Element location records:
[Begin]

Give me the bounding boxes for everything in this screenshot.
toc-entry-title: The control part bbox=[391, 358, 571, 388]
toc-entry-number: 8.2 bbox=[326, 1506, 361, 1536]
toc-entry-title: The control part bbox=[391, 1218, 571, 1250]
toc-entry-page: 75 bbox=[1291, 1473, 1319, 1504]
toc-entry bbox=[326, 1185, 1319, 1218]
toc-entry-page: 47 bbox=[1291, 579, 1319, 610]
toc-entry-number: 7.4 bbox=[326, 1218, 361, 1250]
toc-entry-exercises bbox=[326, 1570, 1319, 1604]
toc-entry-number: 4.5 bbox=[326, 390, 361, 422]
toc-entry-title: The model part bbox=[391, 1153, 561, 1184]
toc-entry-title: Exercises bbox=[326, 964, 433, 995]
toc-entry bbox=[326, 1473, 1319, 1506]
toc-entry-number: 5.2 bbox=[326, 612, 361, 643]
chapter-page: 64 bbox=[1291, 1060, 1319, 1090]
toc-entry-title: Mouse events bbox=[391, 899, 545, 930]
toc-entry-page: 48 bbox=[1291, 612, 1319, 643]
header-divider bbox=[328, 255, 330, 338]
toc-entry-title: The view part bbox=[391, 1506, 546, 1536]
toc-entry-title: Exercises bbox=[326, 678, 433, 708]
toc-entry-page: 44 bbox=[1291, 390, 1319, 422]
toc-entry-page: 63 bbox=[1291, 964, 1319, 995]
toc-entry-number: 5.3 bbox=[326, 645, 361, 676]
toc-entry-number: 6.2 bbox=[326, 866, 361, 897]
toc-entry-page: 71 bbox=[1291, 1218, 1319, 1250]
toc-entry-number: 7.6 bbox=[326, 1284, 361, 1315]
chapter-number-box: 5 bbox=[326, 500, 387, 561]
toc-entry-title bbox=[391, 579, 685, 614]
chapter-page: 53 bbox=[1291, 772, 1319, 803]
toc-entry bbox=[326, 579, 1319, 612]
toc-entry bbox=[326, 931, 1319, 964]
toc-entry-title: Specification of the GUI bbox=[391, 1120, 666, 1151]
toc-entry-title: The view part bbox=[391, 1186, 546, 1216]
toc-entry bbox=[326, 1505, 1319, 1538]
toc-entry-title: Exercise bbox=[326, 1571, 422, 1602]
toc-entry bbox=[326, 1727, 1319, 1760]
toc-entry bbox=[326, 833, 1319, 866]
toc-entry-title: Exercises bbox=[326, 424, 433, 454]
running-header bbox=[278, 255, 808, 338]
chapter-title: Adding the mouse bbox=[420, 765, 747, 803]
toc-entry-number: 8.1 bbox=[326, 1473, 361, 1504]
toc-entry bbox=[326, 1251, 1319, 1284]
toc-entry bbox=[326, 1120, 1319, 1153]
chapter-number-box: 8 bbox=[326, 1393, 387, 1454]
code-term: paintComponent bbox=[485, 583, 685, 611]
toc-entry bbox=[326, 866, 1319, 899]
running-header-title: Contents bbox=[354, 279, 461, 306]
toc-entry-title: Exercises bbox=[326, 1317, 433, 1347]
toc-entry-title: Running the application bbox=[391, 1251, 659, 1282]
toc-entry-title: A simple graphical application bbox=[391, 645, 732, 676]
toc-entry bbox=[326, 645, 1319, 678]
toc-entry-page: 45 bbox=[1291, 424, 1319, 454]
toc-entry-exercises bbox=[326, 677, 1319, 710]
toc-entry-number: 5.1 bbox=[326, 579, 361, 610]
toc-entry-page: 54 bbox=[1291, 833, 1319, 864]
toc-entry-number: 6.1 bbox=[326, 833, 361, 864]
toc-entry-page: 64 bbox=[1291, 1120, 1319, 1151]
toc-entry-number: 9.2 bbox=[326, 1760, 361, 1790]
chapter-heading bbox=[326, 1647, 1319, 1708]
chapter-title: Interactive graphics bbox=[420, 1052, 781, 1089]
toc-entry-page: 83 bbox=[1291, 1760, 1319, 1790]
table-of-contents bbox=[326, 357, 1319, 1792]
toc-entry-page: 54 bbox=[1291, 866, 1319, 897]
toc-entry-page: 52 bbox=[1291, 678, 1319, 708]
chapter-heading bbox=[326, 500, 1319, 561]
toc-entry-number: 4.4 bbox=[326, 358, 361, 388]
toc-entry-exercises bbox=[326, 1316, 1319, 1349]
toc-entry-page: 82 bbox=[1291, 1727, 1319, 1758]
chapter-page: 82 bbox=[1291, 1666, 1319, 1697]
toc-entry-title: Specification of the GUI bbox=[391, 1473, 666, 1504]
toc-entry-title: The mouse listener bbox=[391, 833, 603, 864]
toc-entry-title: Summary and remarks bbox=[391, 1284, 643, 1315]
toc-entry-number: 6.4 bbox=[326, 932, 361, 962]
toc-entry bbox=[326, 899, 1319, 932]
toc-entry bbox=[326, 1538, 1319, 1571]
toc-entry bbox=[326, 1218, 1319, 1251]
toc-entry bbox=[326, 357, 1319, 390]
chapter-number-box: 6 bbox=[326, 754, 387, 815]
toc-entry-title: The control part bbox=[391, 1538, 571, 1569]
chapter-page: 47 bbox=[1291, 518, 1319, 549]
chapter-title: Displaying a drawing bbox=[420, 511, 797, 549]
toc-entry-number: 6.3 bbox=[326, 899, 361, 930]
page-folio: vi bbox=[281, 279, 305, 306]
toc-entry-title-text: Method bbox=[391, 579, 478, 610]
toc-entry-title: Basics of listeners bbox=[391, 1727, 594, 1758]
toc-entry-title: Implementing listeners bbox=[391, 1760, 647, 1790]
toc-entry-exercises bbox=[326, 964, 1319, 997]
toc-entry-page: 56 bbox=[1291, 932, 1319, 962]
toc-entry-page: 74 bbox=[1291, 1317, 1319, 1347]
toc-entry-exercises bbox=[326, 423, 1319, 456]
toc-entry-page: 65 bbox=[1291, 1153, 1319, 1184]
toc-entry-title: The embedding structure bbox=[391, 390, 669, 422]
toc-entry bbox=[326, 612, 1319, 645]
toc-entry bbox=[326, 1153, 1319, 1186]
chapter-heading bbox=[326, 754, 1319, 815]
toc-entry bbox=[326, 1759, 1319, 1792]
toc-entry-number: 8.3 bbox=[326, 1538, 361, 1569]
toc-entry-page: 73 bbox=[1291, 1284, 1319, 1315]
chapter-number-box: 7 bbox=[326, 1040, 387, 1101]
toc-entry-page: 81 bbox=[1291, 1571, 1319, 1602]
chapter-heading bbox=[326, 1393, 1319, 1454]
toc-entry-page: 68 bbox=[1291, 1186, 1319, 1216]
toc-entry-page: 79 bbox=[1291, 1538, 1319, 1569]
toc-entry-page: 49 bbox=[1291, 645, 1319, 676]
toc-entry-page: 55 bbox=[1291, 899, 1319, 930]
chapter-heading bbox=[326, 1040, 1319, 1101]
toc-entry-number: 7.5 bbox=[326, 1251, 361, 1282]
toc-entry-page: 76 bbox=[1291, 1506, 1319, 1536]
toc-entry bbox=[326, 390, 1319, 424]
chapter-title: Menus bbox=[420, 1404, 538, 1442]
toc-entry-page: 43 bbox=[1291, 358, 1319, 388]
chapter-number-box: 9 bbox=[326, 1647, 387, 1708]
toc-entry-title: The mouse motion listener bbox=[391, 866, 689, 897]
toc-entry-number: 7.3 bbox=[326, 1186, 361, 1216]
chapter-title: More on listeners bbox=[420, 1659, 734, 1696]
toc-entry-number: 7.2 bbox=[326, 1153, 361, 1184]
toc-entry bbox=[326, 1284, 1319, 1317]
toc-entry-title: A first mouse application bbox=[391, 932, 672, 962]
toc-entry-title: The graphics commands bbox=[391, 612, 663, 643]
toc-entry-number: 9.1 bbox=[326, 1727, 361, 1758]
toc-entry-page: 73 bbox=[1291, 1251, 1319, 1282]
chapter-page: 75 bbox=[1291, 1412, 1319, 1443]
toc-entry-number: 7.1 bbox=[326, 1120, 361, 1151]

[End]

### [WHAT THIS TASK INVOLVES]
Transcribe the records verbatim from the first line through the line containing "toc-entry bbox=[326, 1473, 1319, 1506]", including both of those lines.

### [THE OUTPUT]
Give me the bounding boxes for everything in this screenshot.
toc-entry-title: The control part bbox=[391, 358, 571, 388]
toc-entry-number: 8.2 bbox=[326, 1506, 361, 1536]
toc-entry-title: The control part bbox=[391, 1218, 571, 1250]
toc-entry-page: 75 bbox=[1291, 1473, 1319, 1504]
toc-entry bbox=[326, 1185, 1319, 1218]
toc-entry-page: 47 bbox=[1291, 579, 1319, 610]
toc-entry-number: 7.4 bbox=[326, 1218, 361, 1250]
toc-entry-exercises bbox=[326, 1570, 1319, 1604]
toc-entry-number: 4.5 bbox=[326, 390, 361, 422]
toc-entry-title: The model part bbox=[391, 1153, 561, 1184]
toc-entry-title: Exercises bbox=[326, 964, 433, 995]
toc-entry bbox=[326, 1473, 1319, 1506]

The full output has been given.